* **TASK REQUIREMENTS**:
Answer these questions from the vision guide below:
(a) What does the guide say a vision is your idea of?
(b) What does the guide call sharing visions between activist movements a good way of doing?
(c) What is the first step listed for finding your vision, and what kind of analysis does it tell you to do?

* **SOURCE**:
= = = = = = =

In this guide, you will learn how to determine a vision as part of of your campaign strategy. We explain what a vision is and how to define yours using template workshops.
What is a vision?
A vision is your idea of a Utopia. It might sound silly to imagine an ideal world that doesn’t exist, but the image of that world is the best way for you to make sure you share people in your organization or movement share values and vision of what you’re trying to achieve. Sharing visions between activist movements is a good way of building relationships and developing networks of camaraderie.
What does the situation you are working towards look like? What does the social or environmental change that you are working on feel like when you are there? Paint yourself a picture. This helps when you’re communicating with others about the world you hope to create through your campaign or community action.
How to find your vision?
1. Analyse your surroundings
Do a 'situational analysis':
What is the context?
What political, economic, cultural or other factors are creating or maintaining this problem?
What are the root causes?
What factors are likely to help or hinder you in achieving your objectives?

= = = = = = =

* **Stored data**:
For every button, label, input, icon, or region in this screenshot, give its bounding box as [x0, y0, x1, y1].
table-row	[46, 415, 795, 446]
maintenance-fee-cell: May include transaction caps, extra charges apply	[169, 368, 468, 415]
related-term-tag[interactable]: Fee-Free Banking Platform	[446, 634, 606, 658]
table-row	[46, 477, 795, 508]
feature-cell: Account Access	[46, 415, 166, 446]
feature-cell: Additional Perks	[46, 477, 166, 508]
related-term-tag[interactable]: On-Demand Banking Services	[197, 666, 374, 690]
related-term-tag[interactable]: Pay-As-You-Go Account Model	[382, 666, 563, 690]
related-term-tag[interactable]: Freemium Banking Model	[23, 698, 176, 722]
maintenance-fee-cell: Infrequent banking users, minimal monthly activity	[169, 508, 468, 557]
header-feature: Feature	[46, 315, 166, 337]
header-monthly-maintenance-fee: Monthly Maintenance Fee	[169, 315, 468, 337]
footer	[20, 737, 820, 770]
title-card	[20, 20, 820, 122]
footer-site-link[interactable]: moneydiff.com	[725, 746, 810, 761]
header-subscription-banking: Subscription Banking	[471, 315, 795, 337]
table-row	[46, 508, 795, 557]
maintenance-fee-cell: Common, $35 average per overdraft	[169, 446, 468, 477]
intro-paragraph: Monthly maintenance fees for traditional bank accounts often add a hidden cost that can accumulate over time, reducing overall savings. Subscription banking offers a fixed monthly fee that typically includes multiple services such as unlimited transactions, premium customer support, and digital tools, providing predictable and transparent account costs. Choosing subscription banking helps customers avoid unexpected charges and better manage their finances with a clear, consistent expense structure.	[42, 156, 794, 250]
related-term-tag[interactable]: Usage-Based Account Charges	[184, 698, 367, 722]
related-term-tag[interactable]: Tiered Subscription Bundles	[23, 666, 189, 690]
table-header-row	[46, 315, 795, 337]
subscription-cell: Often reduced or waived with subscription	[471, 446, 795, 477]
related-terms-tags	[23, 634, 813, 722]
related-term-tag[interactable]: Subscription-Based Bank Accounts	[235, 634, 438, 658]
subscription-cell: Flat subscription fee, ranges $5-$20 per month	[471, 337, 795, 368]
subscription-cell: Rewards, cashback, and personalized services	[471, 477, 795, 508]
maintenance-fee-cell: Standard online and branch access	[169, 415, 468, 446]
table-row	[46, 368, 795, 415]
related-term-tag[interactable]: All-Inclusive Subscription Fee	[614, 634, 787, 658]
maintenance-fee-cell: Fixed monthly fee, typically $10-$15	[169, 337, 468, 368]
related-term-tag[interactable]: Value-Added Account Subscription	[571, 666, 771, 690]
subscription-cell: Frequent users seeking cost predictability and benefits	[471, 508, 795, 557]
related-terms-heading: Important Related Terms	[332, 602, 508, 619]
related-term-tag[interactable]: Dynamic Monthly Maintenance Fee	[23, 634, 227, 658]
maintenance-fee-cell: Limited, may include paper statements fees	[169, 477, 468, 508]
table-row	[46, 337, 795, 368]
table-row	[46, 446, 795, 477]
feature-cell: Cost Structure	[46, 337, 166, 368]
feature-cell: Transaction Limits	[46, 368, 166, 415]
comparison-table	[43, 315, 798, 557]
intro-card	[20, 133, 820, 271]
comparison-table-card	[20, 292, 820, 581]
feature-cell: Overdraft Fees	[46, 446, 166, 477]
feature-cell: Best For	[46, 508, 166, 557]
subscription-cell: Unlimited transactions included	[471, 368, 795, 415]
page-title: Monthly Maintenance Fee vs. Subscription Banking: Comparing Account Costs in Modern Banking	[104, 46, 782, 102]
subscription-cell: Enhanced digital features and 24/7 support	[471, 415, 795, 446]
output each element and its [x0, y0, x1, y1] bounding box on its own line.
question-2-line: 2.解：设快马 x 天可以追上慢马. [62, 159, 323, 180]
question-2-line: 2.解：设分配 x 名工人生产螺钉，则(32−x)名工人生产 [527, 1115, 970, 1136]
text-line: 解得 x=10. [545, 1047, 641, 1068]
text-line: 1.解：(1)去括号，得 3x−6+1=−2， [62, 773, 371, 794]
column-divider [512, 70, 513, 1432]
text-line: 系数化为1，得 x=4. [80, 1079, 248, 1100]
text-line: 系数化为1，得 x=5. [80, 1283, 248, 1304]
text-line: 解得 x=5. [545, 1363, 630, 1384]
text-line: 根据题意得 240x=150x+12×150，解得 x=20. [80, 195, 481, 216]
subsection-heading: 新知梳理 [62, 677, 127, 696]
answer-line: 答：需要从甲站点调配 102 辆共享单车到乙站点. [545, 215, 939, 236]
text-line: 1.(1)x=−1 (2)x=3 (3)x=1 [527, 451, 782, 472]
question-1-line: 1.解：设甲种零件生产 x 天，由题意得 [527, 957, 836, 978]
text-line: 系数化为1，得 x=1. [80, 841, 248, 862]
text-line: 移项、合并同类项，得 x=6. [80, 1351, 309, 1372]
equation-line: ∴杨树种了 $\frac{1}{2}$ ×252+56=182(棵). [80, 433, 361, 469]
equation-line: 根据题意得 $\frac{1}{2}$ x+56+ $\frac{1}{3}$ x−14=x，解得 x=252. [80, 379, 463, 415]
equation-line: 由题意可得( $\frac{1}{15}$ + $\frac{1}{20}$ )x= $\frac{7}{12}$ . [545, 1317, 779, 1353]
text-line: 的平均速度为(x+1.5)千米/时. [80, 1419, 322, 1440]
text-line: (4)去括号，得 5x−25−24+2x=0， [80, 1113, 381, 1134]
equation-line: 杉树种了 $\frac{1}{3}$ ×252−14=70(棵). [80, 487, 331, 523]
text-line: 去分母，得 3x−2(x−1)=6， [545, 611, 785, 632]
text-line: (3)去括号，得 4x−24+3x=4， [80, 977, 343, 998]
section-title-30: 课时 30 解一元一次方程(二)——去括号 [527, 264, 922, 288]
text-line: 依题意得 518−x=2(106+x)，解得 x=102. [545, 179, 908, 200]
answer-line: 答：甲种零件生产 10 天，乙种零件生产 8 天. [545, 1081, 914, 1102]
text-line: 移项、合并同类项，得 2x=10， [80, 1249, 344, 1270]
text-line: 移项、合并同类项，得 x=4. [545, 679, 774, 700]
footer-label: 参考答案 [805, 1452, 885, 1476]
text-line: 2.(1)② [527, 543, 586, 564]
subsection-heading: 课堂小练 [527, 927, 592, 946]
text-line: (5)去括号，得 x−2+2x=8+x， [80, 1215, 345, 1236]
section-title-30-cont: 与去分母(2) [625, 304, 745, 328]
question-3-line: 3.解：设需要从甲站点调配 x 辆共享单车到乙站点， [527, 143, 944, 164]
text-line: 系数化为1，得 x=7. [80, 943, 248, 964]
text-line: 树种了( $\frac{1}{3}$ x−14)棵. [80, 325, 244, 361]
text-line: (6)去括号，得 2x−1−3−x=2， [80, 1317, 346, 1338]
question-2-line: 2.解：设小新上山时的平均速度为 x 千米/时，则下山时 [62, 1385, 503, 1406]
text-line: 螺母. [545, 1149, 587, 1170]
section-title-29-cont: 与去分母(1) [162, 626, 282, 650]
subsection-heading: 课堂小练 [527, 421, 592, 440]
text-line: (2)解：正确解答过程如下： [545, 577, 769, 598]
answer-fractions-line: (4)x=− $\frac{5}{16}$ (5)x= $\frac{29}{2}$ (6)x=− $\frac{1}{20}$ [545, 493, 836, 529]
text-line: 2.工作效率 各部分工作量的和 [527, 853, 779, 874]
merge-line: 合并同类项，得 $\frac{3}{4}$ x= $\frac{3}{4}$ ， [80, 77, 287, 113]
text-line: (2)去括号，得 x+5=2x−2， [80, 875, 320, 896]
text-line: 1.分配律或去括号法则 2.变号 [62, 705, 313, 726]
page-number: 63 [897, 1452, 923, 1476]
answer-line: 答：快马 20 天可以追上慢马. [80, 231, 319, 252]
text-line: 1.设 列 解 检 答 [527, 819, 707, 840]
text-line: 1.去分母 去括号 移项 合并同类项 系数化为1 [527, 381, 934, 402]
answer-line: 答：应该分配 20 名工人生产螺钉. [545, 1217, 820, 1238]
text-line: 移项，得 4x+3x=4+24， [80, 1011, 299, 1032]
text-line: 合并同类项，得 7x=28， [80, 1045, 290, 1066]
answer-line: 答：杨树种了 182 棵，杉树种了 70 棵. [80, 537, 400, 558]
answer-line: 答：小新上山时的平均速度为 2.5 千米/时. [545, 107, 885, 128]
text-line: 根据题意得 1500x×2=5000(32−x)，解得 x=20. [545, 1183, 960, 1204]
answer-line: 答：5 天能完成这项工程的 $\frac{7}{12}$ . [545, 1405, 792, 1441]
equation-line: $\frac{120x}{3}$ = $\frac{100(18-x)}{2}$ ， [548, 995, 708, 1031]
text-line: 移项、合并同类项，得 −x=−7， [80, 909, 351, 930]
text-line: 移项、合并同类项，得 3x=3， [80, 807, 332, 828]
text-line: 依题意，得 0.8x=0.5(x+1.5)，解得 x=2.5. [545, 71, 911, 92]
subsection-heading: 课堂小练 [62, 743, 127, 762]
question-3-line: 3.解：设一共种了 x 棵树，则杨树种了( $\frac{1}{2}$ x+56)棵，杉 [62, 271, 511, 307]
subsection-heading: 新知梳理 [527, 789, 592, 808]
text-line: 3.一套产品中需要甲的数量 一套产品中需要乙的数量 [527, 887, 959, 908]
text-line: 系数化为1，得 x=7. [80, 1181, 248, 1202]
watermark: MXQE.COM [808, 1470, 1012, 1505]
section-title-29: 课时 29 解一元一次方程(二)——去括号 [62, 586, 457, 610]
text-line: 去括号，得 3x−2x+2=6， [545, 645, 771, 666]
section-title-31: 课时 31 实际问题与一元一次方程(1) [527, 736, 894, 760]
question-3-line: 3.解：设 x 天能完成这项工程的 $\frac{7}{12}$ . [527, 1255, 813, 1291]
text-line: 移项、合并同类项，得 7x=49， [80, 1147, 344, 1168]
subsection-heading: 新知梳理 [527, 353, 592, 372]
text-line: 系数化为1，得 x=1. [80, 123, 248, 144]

= = = = = = =

* **SOLUTION FOR THIS PROBLEM**:
(a) A vision is your idea of a Utopia.
(b) Building relationships and developing networks of camaraderie.
(c) The first step is to analyze your surroundings by doing a "situational analysis."